Entries taken from a collection
::::::
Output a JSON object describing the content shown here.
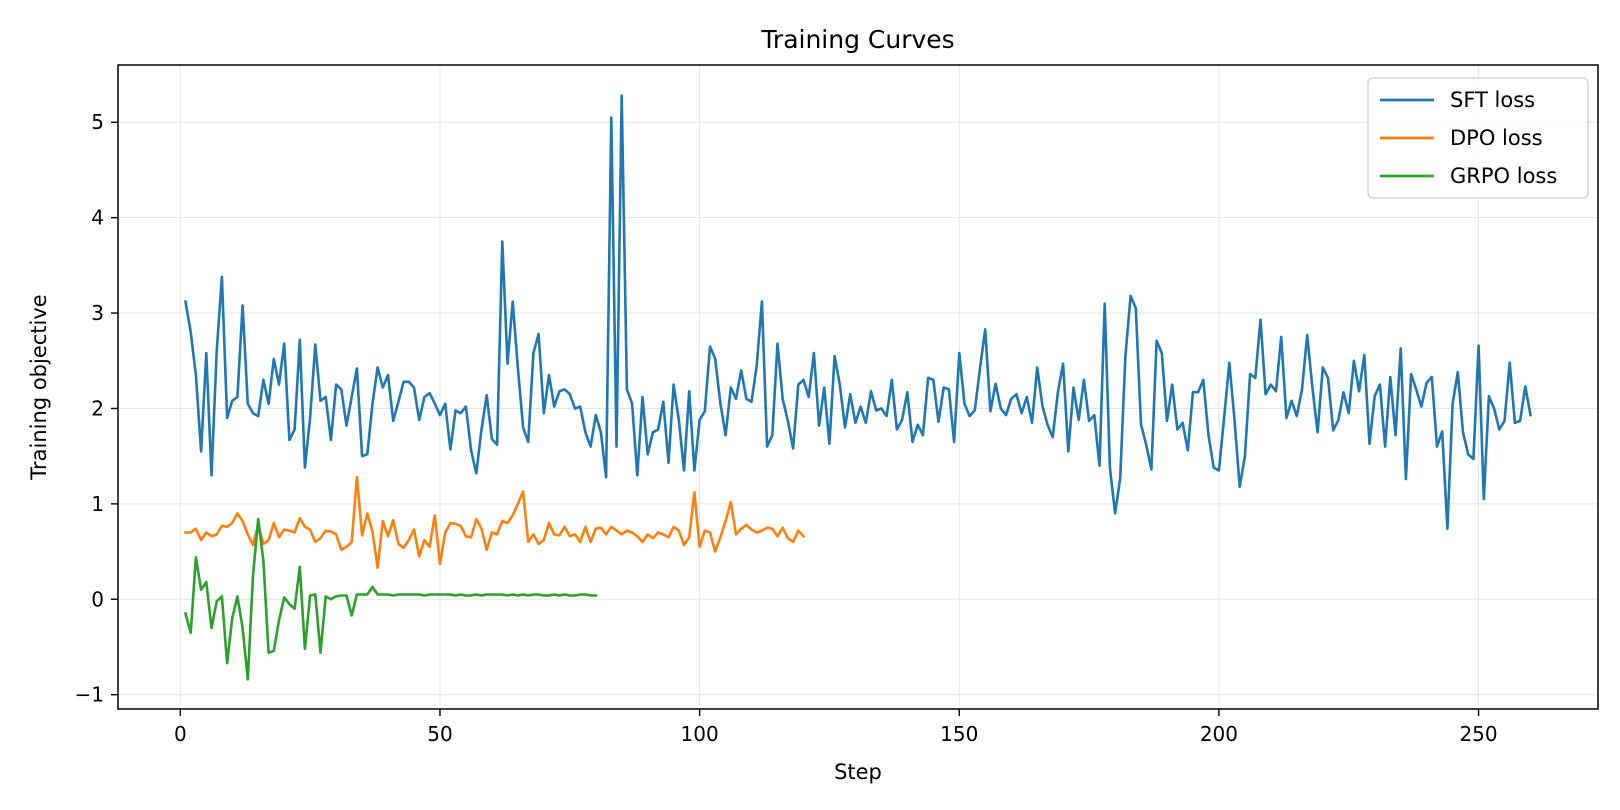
{
  "chart_data": {
    "type": "line",
    "title": "Training Curves",
    "xlabel": "Step",
    "ylabel": "Training objective",
    "xlim": [
      -12,
      273
    ],
    "ylim": [
      -1.15,
      5.6
    ],
    "xticks": [
      0,
      50,
      100,
      150,
      200,
      250
    ],
    "yticks": [
      -1,
      0,
      1,
      2,
      3,
      4,
      5
    ],
    "ytick_labels": [
      "−1",
      "0",
      "1",
      "2",
      "3",
      "4",
      "5"
    ],
    "grid": true,
    "legend_position": "top-right",
    "series": [
      {
        "name": "SFT loss",
        "color": "#1f77b4",
        "x_start": 1,
        "values": [
          3.12,
          2.8,
          2.35,
          1.55,
          2.58,
          1.3,
          2.6,
          3.38,
          1.9,
          2.08,
          2.12,
          3.08,
          2.05,
          1.95,
          1.92,
          2.3,
          2.05,
          2.52,
          2.25,
          2.68,
          1.67,
          1.78,
          2.72,
          1.38,
          1.9,
          2.67,
          2.08,
          2.12,
          1.67,
          2.25,
          2.2,
          1.82,
          2.12,
          2.42,
          1.5,
          1.52,
          2.05,
          2.43,
          2.22,
          2.35,
          1.87,
          2.07,
          2.28,
          2.28,
          2.22,
          1.88,
          2.12,
          2.16,
          2.05,
          1.93,
          2.05,
          1.57,
          1.98,
          1.95,
          2.02,
          1.56,
          1.32,
          1.78,
          2.14,
          1.68,
          1.62,
          3.75,
          2.47,
          3.12,
          2.42,
          1.8,
          1.65,
          2.58,
          2.78,
          1.95,
          2.35,
          2.02,
          2.18,
          2.2,
          2.15,
          2.0,
          2.02,
          1.75,
          1.6,
          1.93,
          1.75,
          1.28,
          5.05,
          1.6,
          5.28,
          2.2,
          2.05,
          1.3,
          2.12,
          1.52,
          1.75,
          1.78,
          2.07,
          1.43,
          2.25,
          1.88,
          1.35,
          2.18,
          1.35,
          1.88,
          1.97,
          2.65,
          2.52,
          2.05,
          1.72,
          2.22,
          2.1,
          2.4,
          2.1,
          2.07,
          2.45,
          3.12,
          1.6,
          1.72,
          2.68,
          2.1,
          1.87,
          1.58,
          2.25,
          2.3,
          2.12,
          2.58,
          1.82,
          2.22,
          1.63,
          2.55,
          2.25,
          1.8,
          2.15,
          1.85,
          2.02,
          1.85,
          2.18,
          1.98,
          2.0,
          1.92,
          2.3,
          1.78,
          1.88,
          2.17,
          1.65,
          1.83,
          1.72,
          2.32,
          2.3,
          1.86,
          2.22,
          2.2,
          1.65,
          2.58,
          2.05,
          1.92,
          1.98,
          2.42,
          2.83,
          1.97,
          2.26,
          2.0,
          1.93,
          2.1,
          2.15,
          1.95,
          2.12,
          1.85,
          2.43,
          2.03,
          1.83,
          1.7,
          2.17,
          2.47,
          1.55,
          2.22,
          1.88,
          2.3,
          1.87,
          1.93,
          1.4,
          3.1,
          1.38,
          0.9,
          1.27,
          2.55,
          3.18,
          3.05,
          1.83,
          1.62,
          1.36,
          2.71,
          2.58,
          1.87,
          2.25,
          1.78,
          1.85,
          1.56,
          2.17,
          2.17,
          2.3,
          1.72,
          1.38,
          1.35,
          1.9,
          2.48,
          1.88,
          1.18,
          1.5,
          2.36,
          2.32,
          2.93,
          2.15,
          2.25,
          2.18,
          2.75,
          1.9,
          2.08,
          1.92,
          2.2,
          2.77,
          2.22,
          1.75,
          2.43,
          2.32,
          1.77,
          1.88,
          2.17,
          1.95,
          2.5,
          2.18,
          2.56,
          1.63,
          2.13,
          2.25,
          1.6,
          2.33,
          1.72,
          2.63,
          1.26,
          2.36,
          2.2,
          2.02,
          2.27,
          2.33,
          1.6,
          1.76,
          0.74,
          2.05,
          2.38,
          1.75,
          1.52,
          1.47,
          2.66,
          1.05,
          2.13,
          2.0,
          1.78,
          1.87,
          2.48,
          1.85,
          1.87,
          2.23,
          1.93
        ]
      },
      {
        "name": "DPO loss",
        "color": "#ff7f0e",
        "x_start": 1,
        "values": [
          0.7,
          0.7,
          0.74,
          0.62,
          0.7,
          0.66,
          0.68,
          0.77,
          0.76,
          0.8,
          0.9,
          0.82,
          0.68,
          0.57,
          0.78,
          0.58,
          0.62,
          0.8,
          0.65,
          0.73,
          0.72,
          0.7,
          0.85,
          0.76,
          0.73,
          0.6,
          0.64,
          0.72,
          0.71,
          0.68,
          0.52,
          0.55,
          0.6,
          1.28,
          0.67,
          0.9,
          0.71,
          0.33,
          0.82,
          0.66,
          0.83,
          0.58,
          0.54,
          0.62,
          0.73,
          0.45,
          0.62,
          0.55,
          0.88,
          0.37,
          0.7,
          0.8,
          0.79,
          0.77,
          0.66,
          0.65,
          0.84,
          0.74,
          0.52,
          0.7,
          0.68,
          0.82,
          0.8,
          0.88,
          1.0,
          1.13,
          0.6,
          0.68,
          0.58,
          0.62,
          0.8,
          0.68,
          0.67,
          0.76,
          0.66,
          0.68,
          0.6,
          0.76,
          0.6,
          0.74,
          0.75,
          0.68,
          0.76,
          0.72,
          0.68,
          0.72,
          0.7,
          0.66,
          0.6,
          0.68,
          0.64,
          0.7,
          0.68,
          0.65,
          0.76,
          0.72,
          0.57,
          0.65,
          1.12,
          0.55,
          0.72,
          0.7,
          0.5,
          0.65,
          0.82,
          1.02,
          0.68,
          0.74,
          0.78,
          0.73,
          0.7,
          0.72,
          0.75,
          0.74,
          0.66,
          0.75,
          0.64,
          0.6,
          0.72,
          0.66
        ]
      },
      {
        "name": "GRPO loss",
        "color": "#2ca02c",
        "x_start": 1,
        "values": [
          -0.15,
          -0.35,
          0.44,
          0.1,
          0.18,
          -0.3,
          -0.02,
          0.03,
          -0.67,
          -0.2,
          0.03,
          -0.3,
          -0.84,
          0.25,
          0.84,
          0.4,
          -0.56,
          -0.54,
          -0.22,
          0.02,
          -0.05,
          -0.1,
          0.34,
          -0.52,
          0.04,
          0.05,
          -0.56,
          0.03,
          0.0,
          0.03,
          0.04,
          0.04,
          -0.17,
          0.05,
          0.05,
          0.05,
          0.13,
          0.05,
          0.05,
          0.05,
          0.04,
          0.05,
          0.05,
          0.05,
          0.05,
          0.05,
          0.04,
          0.05,
          0.05,
          0.05,
          0.05,
          0.05,
          0.04,
          0.05,
          0.04,
          0.04,
          0.05,
          0.04,
          0.05,
          0.05,
          0.05,
          0.05,
          0.04,
          0.05,
          0.04,
          0.05,
          0.04,
          0.05,
          0.05,
          0.04,
          0.04,
          0.05,
          0.04,
          0.05,
          0.04,
          0.04,
          0.05,
          0.05,
          0.04,
          0.04
        ]
      }
    ]
  }
}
::::::
EXERCISE REQUIREMENTS ▸ Look over the listing. Pull out every line with the string "name" in it.

TASK RESPONSE ▸
        "name": "SFT loss",
        "name": "DPO loss",
        "name": "GRPO loss",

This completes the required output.